● **DATASET EXTRACT**
..............................
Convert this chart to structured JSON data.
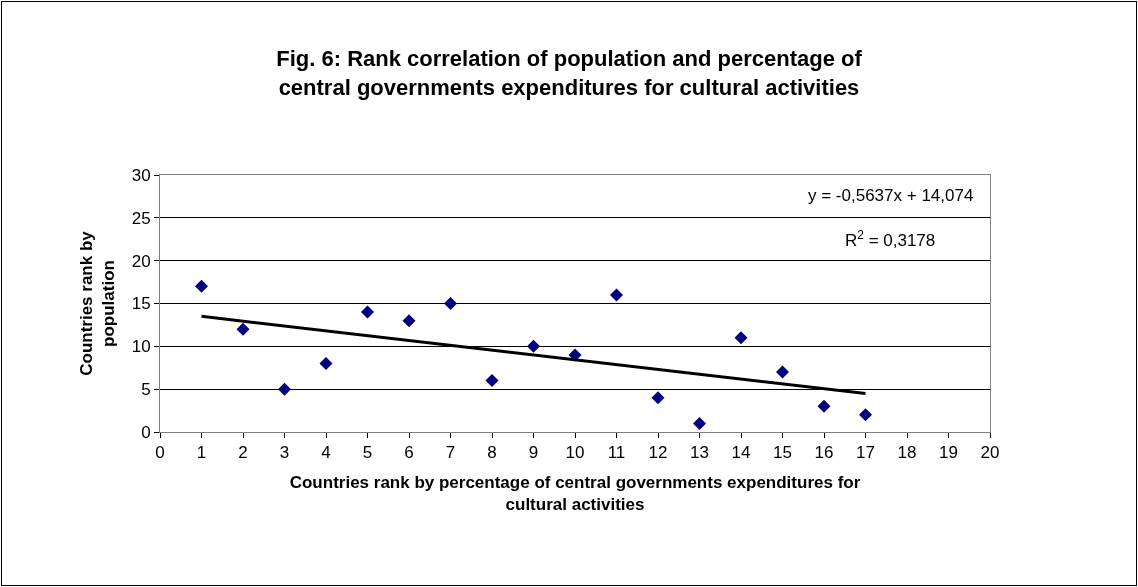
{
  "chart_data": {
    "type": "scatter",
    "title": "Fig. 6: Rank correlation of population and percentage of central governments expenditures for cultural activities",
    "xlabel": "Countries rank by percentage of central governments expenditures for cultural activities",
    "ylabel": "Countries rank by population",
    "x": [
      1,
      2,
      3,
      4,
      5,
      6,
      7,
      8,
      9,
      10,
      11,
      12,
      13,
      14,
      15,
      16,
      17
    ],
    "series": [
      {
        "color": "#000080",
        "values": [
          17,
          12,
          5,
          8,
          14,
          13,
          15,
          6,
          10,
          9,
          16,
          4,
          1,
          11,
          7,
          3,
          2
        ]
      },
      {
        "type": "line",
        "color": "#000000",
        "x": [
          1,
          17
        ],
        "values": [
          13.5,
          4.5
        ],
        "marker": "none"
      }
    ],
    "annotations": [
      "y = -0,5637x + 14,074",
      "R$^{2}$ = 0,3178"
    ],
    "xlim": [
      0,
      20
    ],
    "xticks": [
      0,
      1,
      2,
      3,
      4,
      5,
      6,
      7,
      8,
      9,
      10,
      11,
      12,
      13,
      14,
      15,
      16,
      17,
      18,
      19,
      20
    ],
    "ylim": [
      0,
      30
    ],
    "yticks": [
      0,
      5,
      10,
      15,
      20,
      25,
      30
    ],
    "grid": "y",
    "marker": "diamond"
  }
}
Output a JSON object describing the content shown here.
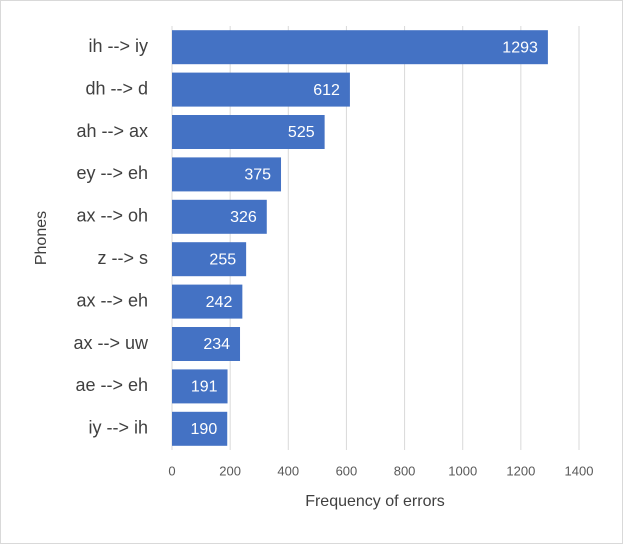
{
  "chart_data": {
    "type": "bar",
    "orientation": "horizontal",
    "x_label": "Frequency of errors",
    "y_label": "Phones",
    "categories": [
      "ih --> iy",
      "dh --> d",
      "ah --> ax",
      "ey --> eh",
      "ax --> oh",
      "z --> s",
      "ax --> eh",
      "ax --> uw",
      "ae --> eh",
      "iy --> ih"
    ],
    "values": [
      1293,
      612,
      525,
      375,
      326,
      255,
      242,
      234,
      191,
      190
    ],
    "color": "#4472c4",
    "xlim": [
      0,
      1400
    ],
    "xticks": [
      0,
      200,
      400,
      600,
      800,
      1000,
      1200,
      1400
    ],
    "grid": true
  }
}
..............................
● **SET EXERCISE**
Transcribe the listing above verbatim. Omit the pictures.

● **OUTPUT OF THE EXERCISE**
Convert this chart to structured JSON data.
{
  "chart_data": {
    "type": "scatter",
    "title": "Fig. 6: Rank correlation of population and percentage of central governments expenditures for cultural activities",
    "xlabel": "Countries rank by percentage of central governments expenditures for cultural activities",
    "ylabel": "Countries rank by population",
    "x": [
      1,
      2,
      3,
      4,
      5,
      6,
      7,
      8,
      9,
      10,
      11,
      12,
      13,
      14,
      15,
      16,
      17
    ],
    "series": [
      {
        "color": "#000080",
        "values": [
          17,
          12,
          5,
          8,
          14,
          13,
          15,
          6,
          10,
          9,
          16,
          4,
          1,
          11,
          7,
          3,
          2
        ]
      },
      {
        "type": "line",
        "color": "#000000",
        "x": [
          1,
          17
        ],
        "values": [
          13.5,
          4.5
        ],
        "marker": "none"
      }
    ],
    "annotations": [
      "y = -0,5637x + 14,074",
      "R$^{2}$ = 0,3178"
    ],
    "xlim": [
      0,
      20
    ],
    "xticks": [
      0,
      1,
      2,
      3,
      4,
      5,
      6,
      7,
      8,
      9,
      10,
      11,
      12,
      13,
      14,
      15,
      16,
      17,
      18,
      19,
      20
    ],
    "ylim": [
      0,
      30
    ],
    "yticks": [
      0,
      5,
      10,
      15,
      20,
      25,
      30
    ],
    "grid": "y",
    "marker": "diamond"
  }
}
Output a JSON object describing the content shown here.
{
  "chart_data": {
    "type": "bar",
    "orientation": "horizontal",
    "x_label": "Frequency of errors",
    "y_label": "Phones",
    "categories": [
      "ih --> iy",
      "dh --> d",
      "ah --> ax",
      "ey --> eh",
      "ax --> oh",
      "z --> s",
      "ax --> eh",
      "ax --> uw",
      "ae --> eh",
      "iy --> ih"
    ],
    "values": [
      1293,
      612,
      525,
      375,
      326,
      255,
      242,
      234,
      191,
      190
    ],
    "color": "#4472c4",
    "xlim": [
      0,
      1400
    ],
    "xticks": [
      0,
      200,
      400,
      600,
      800,
      1000,
      1200,
      1400
    ],
    "grid": true
  }
}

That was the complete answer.